Supplied records »
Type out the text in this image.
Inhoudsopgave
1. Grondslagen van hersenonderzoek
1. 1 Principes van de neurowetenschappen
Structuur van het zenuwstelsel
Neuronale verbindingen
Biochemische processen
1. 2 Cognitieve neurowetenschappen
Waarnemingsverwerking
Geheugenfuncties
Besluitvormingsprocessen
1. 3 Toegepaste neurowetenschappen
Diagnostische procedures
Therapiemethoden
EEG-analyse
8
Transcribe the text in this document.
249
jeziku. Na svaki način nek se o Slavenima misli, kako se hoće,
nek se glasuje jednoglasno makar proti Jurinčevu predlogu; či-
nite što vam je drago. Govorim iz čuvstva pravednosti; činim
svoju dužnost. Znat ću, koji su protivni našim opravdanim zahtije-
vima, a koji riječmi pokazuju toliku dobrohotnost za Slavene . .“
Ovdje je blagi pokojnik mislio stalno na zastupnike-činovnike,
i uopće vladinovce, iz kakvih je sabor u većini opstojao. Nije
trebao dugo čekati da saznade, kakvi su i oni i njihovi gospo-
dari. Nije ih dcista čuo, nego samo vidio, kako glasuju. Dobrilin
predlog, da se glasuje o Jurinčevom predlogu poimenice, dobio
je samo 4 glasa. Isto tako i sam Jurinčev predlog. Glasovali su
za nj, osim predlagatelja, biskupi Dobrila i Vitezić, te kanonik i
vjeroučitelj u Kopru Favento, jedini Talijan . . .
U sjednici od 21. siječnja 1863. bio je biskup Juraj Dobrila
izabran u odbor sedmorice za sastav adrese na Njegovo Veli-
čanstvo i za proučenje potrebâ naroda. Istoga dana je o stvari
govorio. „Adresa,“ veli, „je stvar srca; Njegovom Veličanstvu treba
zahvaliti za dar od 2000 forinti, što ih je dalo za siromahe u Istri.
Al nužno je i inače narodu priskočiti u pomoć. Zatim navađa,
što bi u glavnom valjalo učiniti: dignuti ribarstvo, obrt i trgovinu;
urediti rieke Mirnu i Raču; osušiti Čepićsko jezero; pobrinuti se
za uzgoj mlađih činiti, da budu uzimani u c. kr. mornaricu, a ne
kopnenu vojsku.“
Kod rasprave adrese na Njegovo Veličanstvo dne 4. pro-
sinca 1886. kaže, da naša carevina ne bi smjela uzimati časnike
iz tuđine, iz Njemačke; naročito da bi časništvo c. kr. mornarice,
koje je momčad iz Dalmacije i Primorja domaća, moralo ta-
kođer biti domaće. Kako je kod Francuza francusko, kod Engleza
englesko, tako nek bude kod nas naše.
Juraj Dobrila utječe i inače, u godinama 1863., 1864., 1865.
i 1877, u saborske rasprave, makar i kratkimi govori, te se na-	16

Exercise » Set down exactly what runs from the line with "Transcribe the text in this document." to the last line of the data above, including both of those lines and no others.

Result »
Transcribe the text in this document.
249
jeziku. Na svaki način nek se o Slavenima misli, kako se hoće,
nek se glasuje jednoglasno makar proti Jurinčevu predlogu; či-
nite što vam je drago. Govorim iz čuvstva pravednosti; činim
svoju dužnost. Znat ću, koji su protivni našim opravdanim zahtije-
vima, a koji riječmi pokazuju toliku dobrohotnost za Slavene . .“
Ovdje je blagi pokojnik mislio stalno na zastupnike-činovnike,
i uopće vladinovce, iz kakvih je sabor u većini opstojao. Nije
trebao dugo čekati da saznade, kakvi su i oni i njihovi gospo-
dari. Nije ih dcista čuo, nego samo vidio, kako glasuju. Dobrilin
predlog, da se glasuje o Jurinčevom predlogu poimenice, dobio
je samo 4 glasa. Isto tako i sam Jurinčev predlog. Glasovali su
za nj, osim predlagatelja, biskupi Dobrila i Vitezić, te kanonik i
vjeroučitelj u Kopru Favento, jedini Talijan . . .
U sjednici od 21. siječnja 1863. bio je biskup Juraj Dobrila
izabran u odbor sedmorice za sastav adrese na Njegovo Veli-
čanstvo i za proučenje potrebâ naroda. Istoga dana je o stvari
govorio. „Adresa,“ veli, „je stvar srca; Njegovom Veličanstvu treba
zahvaliti za dar od 2000 forinti, što ih je dalo za siromahe u Istri.
Al nužno je i inače narodu priskočiti u pomoć. Zatim navađa,
što bi u glavnom valjalo učiniti: dignuti ribarstvo, obrt i trgovinu;
urediti rieke Mirnu i Raču; osušiti Čepićsko jezero; pobrinuti se
za uzgoj mlađih činiti, da budu uzimani u c. kr. mornaricu, a ne
kopnenu vojsku.“
Kod rasprave adrese na Njegovo Veličanstvo dne 4. pro-
sinca 1886. kaže, da naša carevina ne bi smjela uzimati časnike
iz tuđine, iz Njemačke; naročito da bi časništvo c. kr. mornarice,
koje je momčad iz Dalmacije i Primorja domaća, moralo ta-
kođer biti domaće. Kako je kod Francuza francusko, kod Engleza
englesko, tako nek bude kod nas naše.
Juraj Dobrila utječe i inače, u godinama 1863., 1864., 1865.
i 1877, u saborske rasprave, makar i kratkimi govori, te se na-	16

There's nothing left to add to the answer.